Given information:
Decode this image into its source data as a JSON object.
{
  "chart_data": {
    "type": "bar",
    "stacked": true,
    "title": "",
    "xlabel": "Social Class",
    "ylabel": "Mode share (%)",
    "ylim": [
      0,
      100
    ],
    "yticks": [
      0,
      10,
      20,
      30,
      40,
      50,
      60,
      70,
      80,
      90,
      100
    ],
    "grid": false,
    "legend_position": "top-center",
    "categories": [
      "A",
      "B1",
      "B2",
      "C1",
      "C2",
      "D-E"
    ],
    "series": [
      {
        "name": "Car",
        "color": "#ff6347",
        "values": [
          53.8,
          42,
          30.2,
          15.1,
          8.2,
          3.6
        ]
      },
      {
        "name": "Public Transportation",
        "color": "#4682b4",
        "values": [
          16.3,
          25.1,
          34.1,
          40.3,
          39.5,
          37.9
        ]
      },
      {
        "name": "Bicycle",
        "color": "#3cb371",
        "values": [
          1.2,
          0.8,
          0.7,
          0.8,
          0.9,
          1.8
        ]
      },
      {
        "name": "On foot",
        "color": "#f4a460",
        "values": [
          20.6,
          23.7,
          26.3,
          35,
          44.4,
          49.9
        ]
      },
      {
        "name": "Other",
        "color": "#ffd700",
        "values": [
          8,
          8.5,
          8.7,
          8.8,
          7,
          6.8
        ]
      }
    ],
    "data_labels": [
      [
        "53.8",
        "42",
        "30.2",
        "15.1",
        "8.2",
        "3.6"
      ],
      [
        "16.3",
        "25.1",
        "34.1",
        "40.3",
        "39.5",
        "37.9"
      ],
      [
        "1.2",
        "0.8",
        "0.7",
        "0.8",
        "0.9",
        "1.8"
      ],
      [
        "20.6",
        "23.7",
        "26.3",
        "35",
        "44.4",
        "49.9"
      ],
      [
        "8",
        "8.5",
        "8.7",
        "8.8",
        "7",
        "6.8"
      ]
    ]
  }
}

Do this: Your task is to repeat each line of the material exactly.

Response below:
Decode this image into its source data as a JSON object.
{
  "chart_data": {
    "type": "bar",
    "stacked": true,
    "title": "",
    "xlabel": "Social Class",
    "ylabel": "Mode share (%)",
    "ylim": [
      0,
      100
    ],
    "yticks": [
      0,
      10,
      20,
      30,
      40,
      50,
      60,
      70,
      80,
      90,
      100
    ],
    "grid": false,
    "legend_position": "top-center",
    "categories": [
      "A",
      "B1",
      "B2",
      "C1",
      "C2",
      "D-E"
    ],
    "series": [
      {
        "name": "Car",
        "color": "#ff6347",
        "values": [
          53.8,
          42,
          30.2,
          15.1,
          8.2,
          3.6
        ]
      },
      {
        "name": "Public Transportation",
        "color": "#4682b4",
        "values": [
          16.3,
          25.1,
          34.1,
          40.3,
          39.5,
          37.9
        ]
      },
      {
        "name": "Bicycle",
        "color": "#3cb371",
        "values": [
          1.2,
          0.8,
          0.7,
          0.8,
          0.9,
          1.8
        ]
      },
      {
        "name": "On foot",
        "color": "#f4a460",
        "values": [
          20.6,
          23.7,
          26.3,
          35,
          44.4,
          49.9
        ]
      },
      {
        "name": "Other",
        "color": "#ffd700",
        "values": [
          8,
          8.5,
          8.7,
          8.8,
          7,
          6.8
        ]
      }
    ],
    "data_labels": [
      [
        "53.8",
        "42",
        "30.2",
        "15.1",
        "8.2",
        "3.6"
      ],
      [
        "16.3",
        "25.1",
        "34.1",
        "40.3",
        "39.5",
        "37.9"
      ],
      [
        "1.2",
        "0.8",
        "0.7",
        "0.8",
        "0.9",
        "1.8"
      ],
      [
        "20.6",
        "23.7",
        "26.3",
        "35",
        "44.4",
        "49.9"
      ],
      [
        "8",
        "8.5",
        "8.7",
        "8.8",
        "7",
        "6.8"
      ]
    ]
  }
}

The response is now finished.